Input records |
----------
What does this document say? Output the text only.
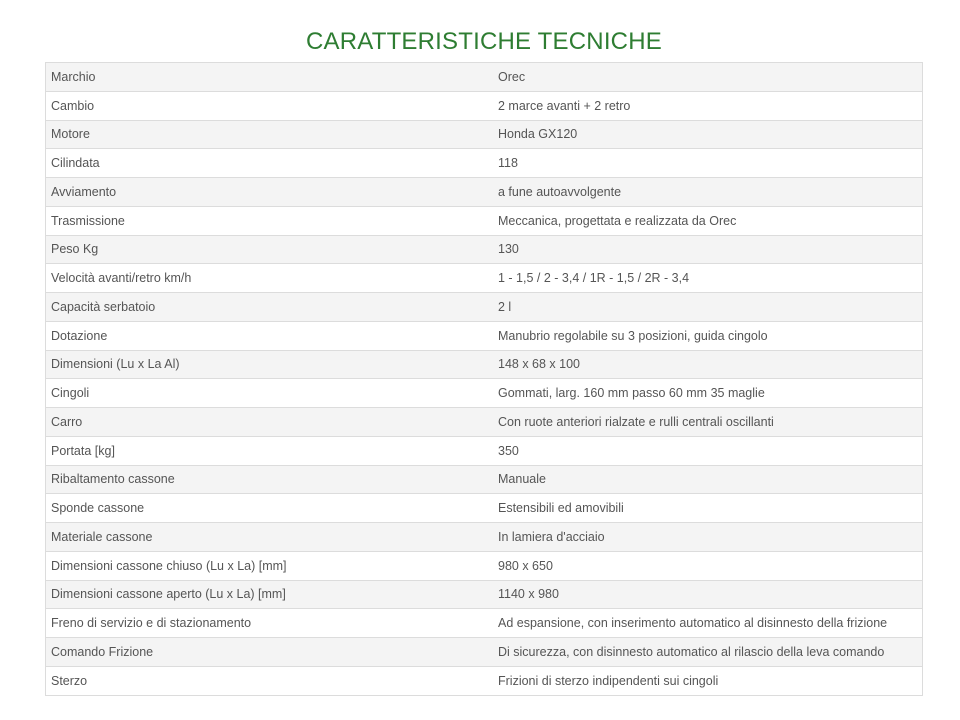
CARATTERISTICHE TECNICHE
Marchio	Orec
Cambio	2 marce avanti + 2 retro
Motore	Honda GX120
Cilindata	118
Avviamento	a fune autoavvolgente
Trasmissione	Meccanica, progettata e realizzata da Orec
Peso Kg	130
Velocità avanti/retro km/h	1 - 1,5 / 2 - 3,4 / 1R - 1,5 / 2R - 3,4
Capacità serbatoio	2 l
Dotazione	Manubrio regolabile su 3 posizioni, guida cingolo
Dimensioni (Lu x La Al)	148 x 68 x 100
Cingoli	Gommati, larg. 160 mm passo 60 mm 35 maglie
Carro	Con ruote anteriori rialzate e rulli centrali oscillanti
Portata [kg]	350
Ribaltamento cassone	Manuale
Sponde cassone	Estensibili ed amovibili
Materiale cassone	In lamiera d'acciaio
Dimensioni cassone chiuso (Lu x La) [mm]	980 x 650
Dimensioni cassone aperto (Lu x La) [mm]	1140 x 980
Freno di servizio e di stazionamento	Ad espansione, con inserimento automatico al disinnesto della frizione
Comando Frizione	Di sicurezza, con disinnesto automatico al rilascio della leva comando
Sterzo	Frizioni di sterzo indipendenti sui cingoli
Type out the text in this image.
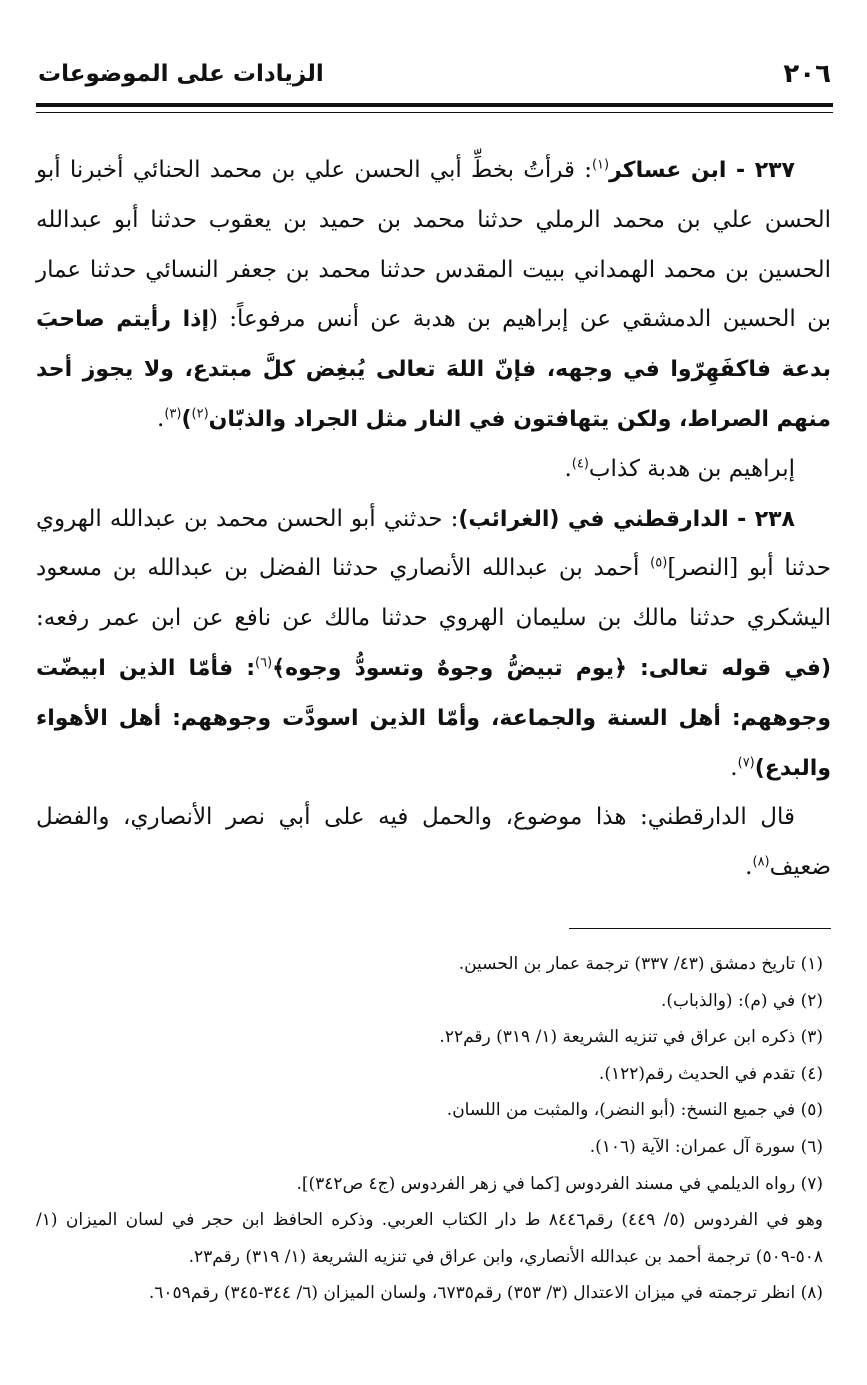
٢٠٦
الزيادات على الموضوعات

٢٣٧ - ابن عساكر$^{(١)}$: قرأتُ بخطِّ أبي الحسن علي بن محمد الحنائي أخبرنا أبو الحسن علي بن محمد الرملي حدثنا محمد بن حميد بن يعقوب حدثنا أبو عبدالله الحسين بن محمد الهمداني ببيت المقدس حدثنا محمد بن جعفر النسائي حدثنا عمار بن الحسين الدمشقي عن إبراهيم بن هدبة عن أنس مرفوعاً: (إذا رأيتم صاحبَ بدعة فاكفَهِرّوا في وجهه، فإنّ اللهَ تعالى يُبغِض كلَّ مبتدع، ولا يجوز أحد منهم الصراط، ولكن يتهافتون في النار مثل الجراد والذبّان$^{(٢)}$)$^{(٣)}$.

إبراهيم بن هدبة كذاب$^{(٤)}$.

٢٣٨ - الدارقطني في (الغرائب): حدثني أبو الحسن محمد بن عبدالله الهروي حدثنا أبو [النصر]$^{(٥)}$ أحمد بن عبدالله الأنصاري حدثنا الفضل بن عبدالله بن مسعود اليشكري حدثنا مالك بن سليمان الهروي حدثنا مالك عن نافع عن ابن عمر رفعه: (في قوله تعالى: ﴿يوم تبيضُّ وجوهٌ وتسودُّ وجوه﴾$^{(٦)}$: فأمّا الذين ابيضّت وجوههم: أهل السنة والجماعة، وأمّا الذين اسودَّت وجوههم: أهل الأهواء والبدع)$^{(٧)}$.

قال الدارقطني: هذا موضوع، والحمل فيه على أبي نصر الأنصاري، والفضل ضعيف$^{(٨)}$.

(١) تاريخ دمشق (٤٣/ ٣٣٧) ترجمة عمار بن الحسين.

(٢) في (م): (والذباب).

(٣) ذكره ابن عراق في تنزيه الشريعة (١/ ٣١٩) رقم٢٢.

(٤) تقدم في الحديث رقم(١٢٢).

(٥) في جميع النسخ: (أبو النضر)، والمثبت من اللسان.

(٦) سورة آل عمران: الآية (١٠٦).

(٧) رواه الديلمي في مسند الفردوس [كما في زهر الفردوس (ج٤ ص٣٤٢)].

وهو في الفردوس (٥/ ٤٤٩) رقم٨٤٤٦ ط دار الكتاب العربي. وذكره الحافظ ابن حجر في لسان الميزان (١/ ٥٠٨-٥٠٩) ترجمة أحمد بن عبدالله الأنصاري، وابن عراق في تنزيه الشريعة (١/ ٣١٩) رقم٢٣.

(٨) انظر ترجمته في ميزان الاعتدال (٣/ ٣٥٣) رقم٦٧٣٥، ولسان الميزان (٦/ ٣٤٤-٣٤٥) رقم٦٠٥٩.
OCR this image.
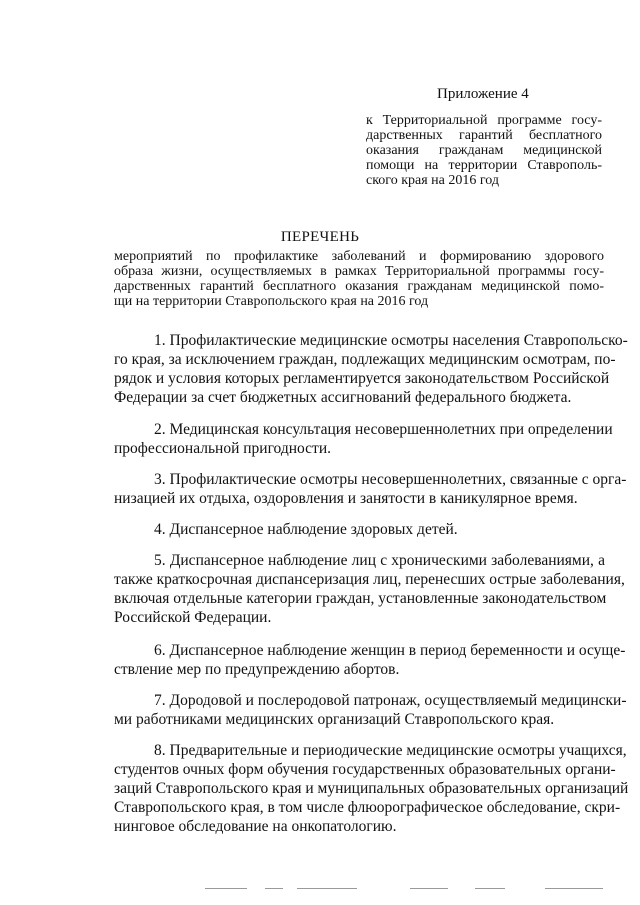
Приложение 4
к Территориальной программе госу-
дарственных гарантий бесплатного
оказания гражданам медицинской
помощи на территории Ставрополь-
ского края на 2016 год
ПЕРЕЧЕНЬ
мероприятий по профилактике заболеваний и формированию здорового
образа жизни, осуществляемых в рамках Территориальной программы госу-
дарственных гарантий бесплатного оказания гражданам медицинской помо-
щи на территории Ставропольского края на 2016 год
1. Профилактические медицинские осмотры населения Ставропольско-
го края, за исключением граждан, подлежащих медицинским осмотрам, по-
рядок и условия которых регламентируется законодательством Российской
Федерации за счет бюджетных ассигнований федерального бюджета.
2. Медицинская консультация несовершеннолетних при определении
профессиональной пригодности.
3. Профилактические осмотры несовершеннолетних, связанные с орга-
низацией их отдыха, оздоровления и занятости в каникулярное время.
4. Диспансерное наблюдение здоровых детей.
5. Диспансерное наблюдение лиц с хроническими заболеваниями, а
также краткосрочная диспансеризация лиц, перенесших острые заболевания,
включая отдельные категории граждан, установленные законодательством
Российской Федерации.
6. Диспансерное наблюдение женщин в период беременности и осуще-
ствление мер по предупреждению абортов.
7. Дородовой и послеродовой патронаж, осуществляемый медицински-
ми работниками медицинских организаций Ставропольского края.
8. Предварительные и периодические медицинские осмотры учащихся,
студентов очных форм обучения государственных образовательных органи-
заций Ставропольского края и муниципальных образовательных организаций
Ставропольского края, в том числе флюорографическое обследование, скри-
нинговое обследование на онкопатологию.
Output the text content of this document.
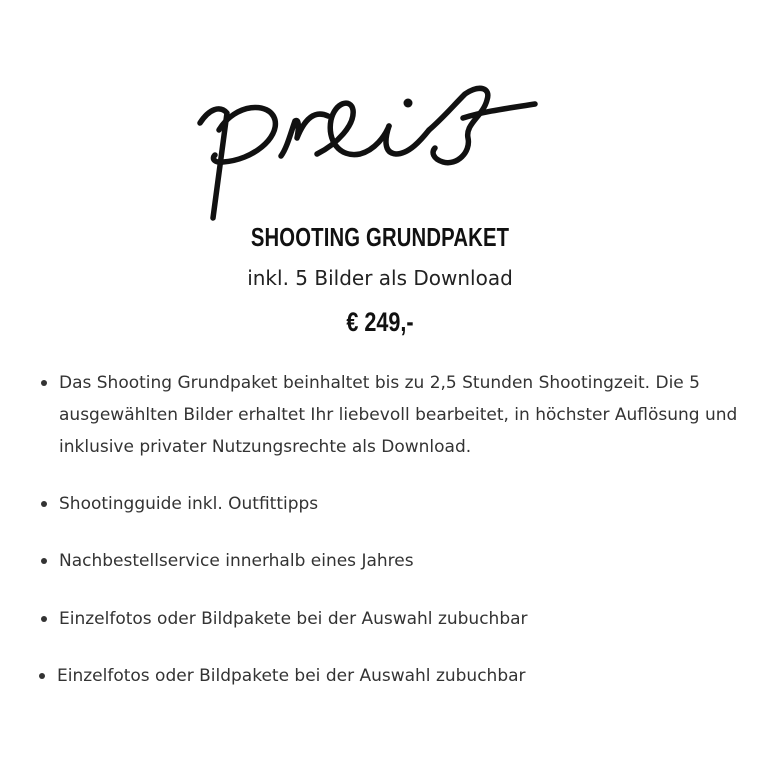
SHOOTING GRUNDPAKET
inkl. 5 Bilder als Download
€ 249,-
Das Shooting Grundpaket beinhaltet bis zu 2,5 Stunden Shootingzeit. Die 5 ausgewählten Bilder erhaltet Ihr liebevoll bearbeitet, in höchster Auflösung und inklusive privater Nutzungsrechte als Download.
Shootingguide inkl. Outfittipps
Nachbestellservice innerhalb eines Jahres
Einzelfotos oder Bildpakete bei der Auswahl zubuchbar
Einzelfotos oder Bildpakete bei der Auswahl zubuchbar
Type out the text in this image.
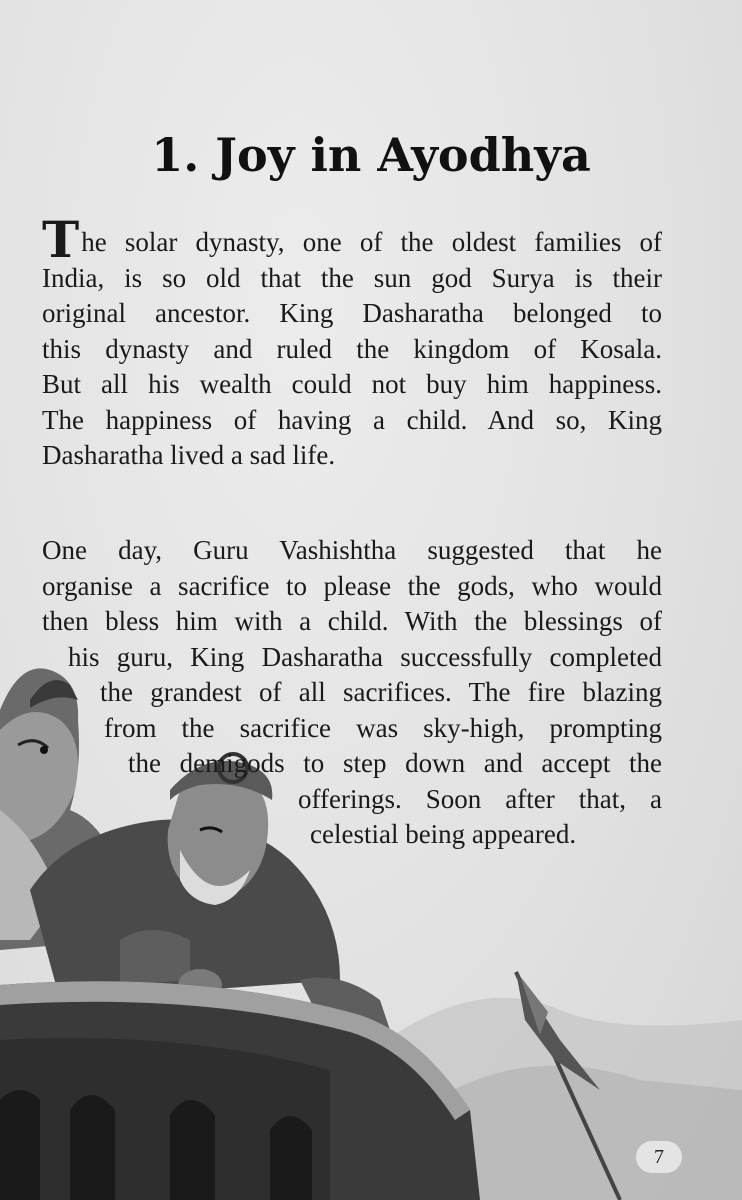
1. Joy in Ayodhya
The solar dynasty, one of the oldest families of
India, is so old that the sun god Surya is their
original ancestor. King Dasharatha belonged to
this dynasty and ruled the kingdom of Kosala.
But all his wealth could not buy him happiness.
The happiness of having a child. And so, King
Dasharatha lived a sad life.
One day, Guru Vashishtha suggested that he
organise a sacrifice to please the gods, who would
then bless him with a child. With the blessings of
his guru, King Dasharatha successfully completed
the grandest of all sacrifices. The fire blazing
from the sacrifice was sky-high, prompting
the demigods to step down and accept the
offerings. Soon after that, a
celestial being appeared.
7
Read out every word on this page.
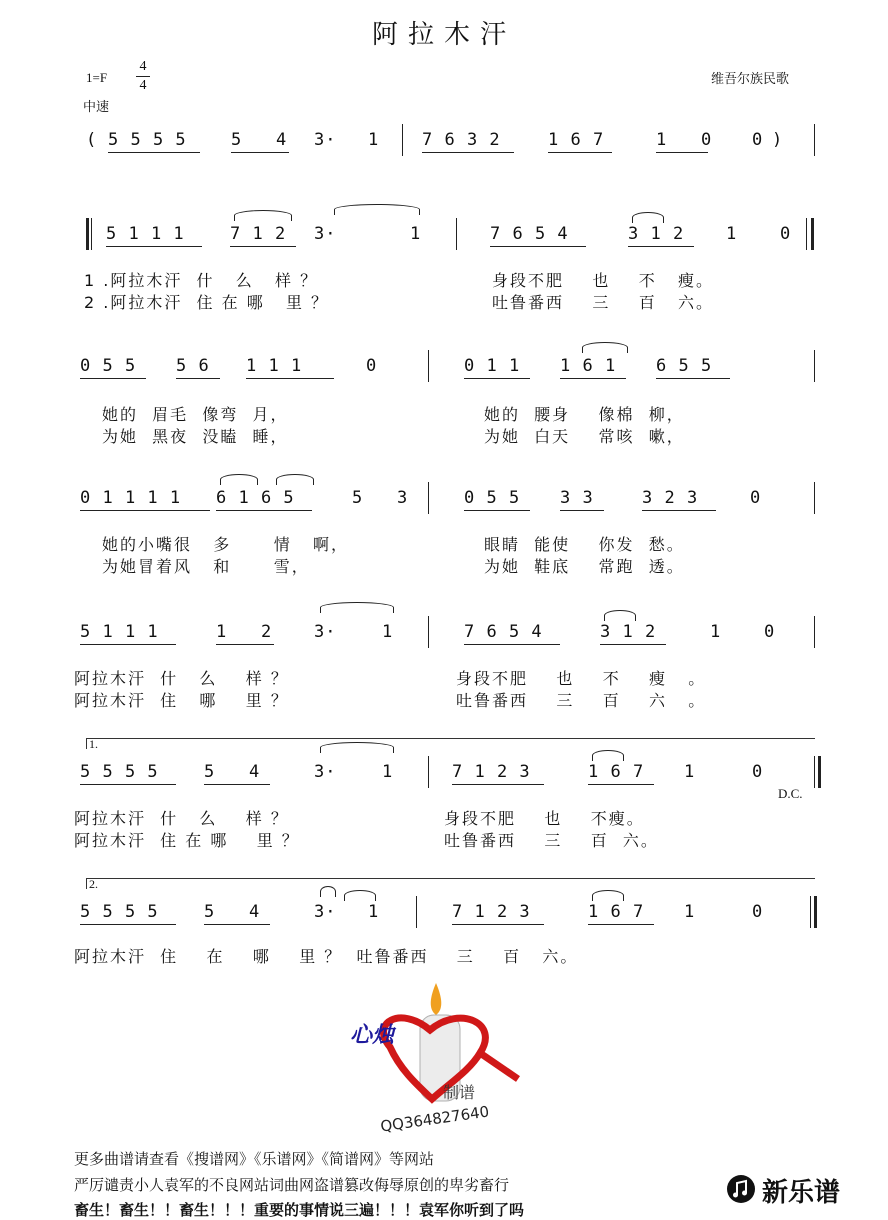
阿拉木汗
1=F
4
4
中速
维吾尔族民歌
( 5 5 5 5	5   4 3· 1	7 6 3 2	1 6 7	1   0 0 )
5 1 1 1	7 1 2 3·	1	7 6 5 4	3 1 2 1	0
1 .阿拉木汗  什   么   样 ？	身段不肥    也    不   瘦。
2 .阿拉木汗  住 在 哪   里 ？	吐鲁番西    三    百   六。
0 5 5 5 6 1 1 1	0	0 1 1 1 6 1 6 5 5
她的  眉毛  像弯  月，	她的  腰身    像棉  柳，
为她  黑夜  没瞌  睡，	为她  白天    常咳  嗽，
0 1 1 1 1 6 1 6 5	5   3	0 5 5 3 3	3 2 3	0
她的小嘴很   多      情   啊，	眼睛  能使    你发  愁。
为她冒着风   和      雪，	为她  鞋底    常跑  透。
5 1 1 1	1   2 3·	1	7 6 5 4	3 1 2	1	0
阿拉木汗  什   么    样 ？	身段不肥    也    不    瘦   。
阿拉木汗  住   哪    里 ？	吐鲁番西    三    百    六   。
1.
5 5 5 5	5   4	3·	1	7 1 2 3	1 6 7 1	0
D.C.
阿拉木汗  什   么    样 ？	身段不肥    也    不瘦。
阿拉木汗  住 在 哪    里 ？	吐鲁番西    三    百  六。
2.
5 5 5 5	5   4	3· 1	7 1 2 3	1 6 7 1	0
阿拉木汗  住    在    哪    里 ？  吐鲁番西    三    百   六。
心烛
制谱
QQ364827640
更多曲谱请查看《搜谱网》《乐谱网》《简谱网》等网站
严厉谴责小人袁军的不良网站词曲网盗谱篡改侮辱原创的卑劣畜行
畜生！畜生！！畜生！！！重要的事情说三遍！！！袁军你听到了吗
新乐谱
----------
All lines above containing the string "Dimensioni" are to be collected.

Dimensioni (Lu x La Al)	148 x 68 x 100
Dimensioni cassone chiuso (Lu x La) [mm]	980 x 650
Dimensioni cassone aperto (Lu x La) [mm]	1140 x 980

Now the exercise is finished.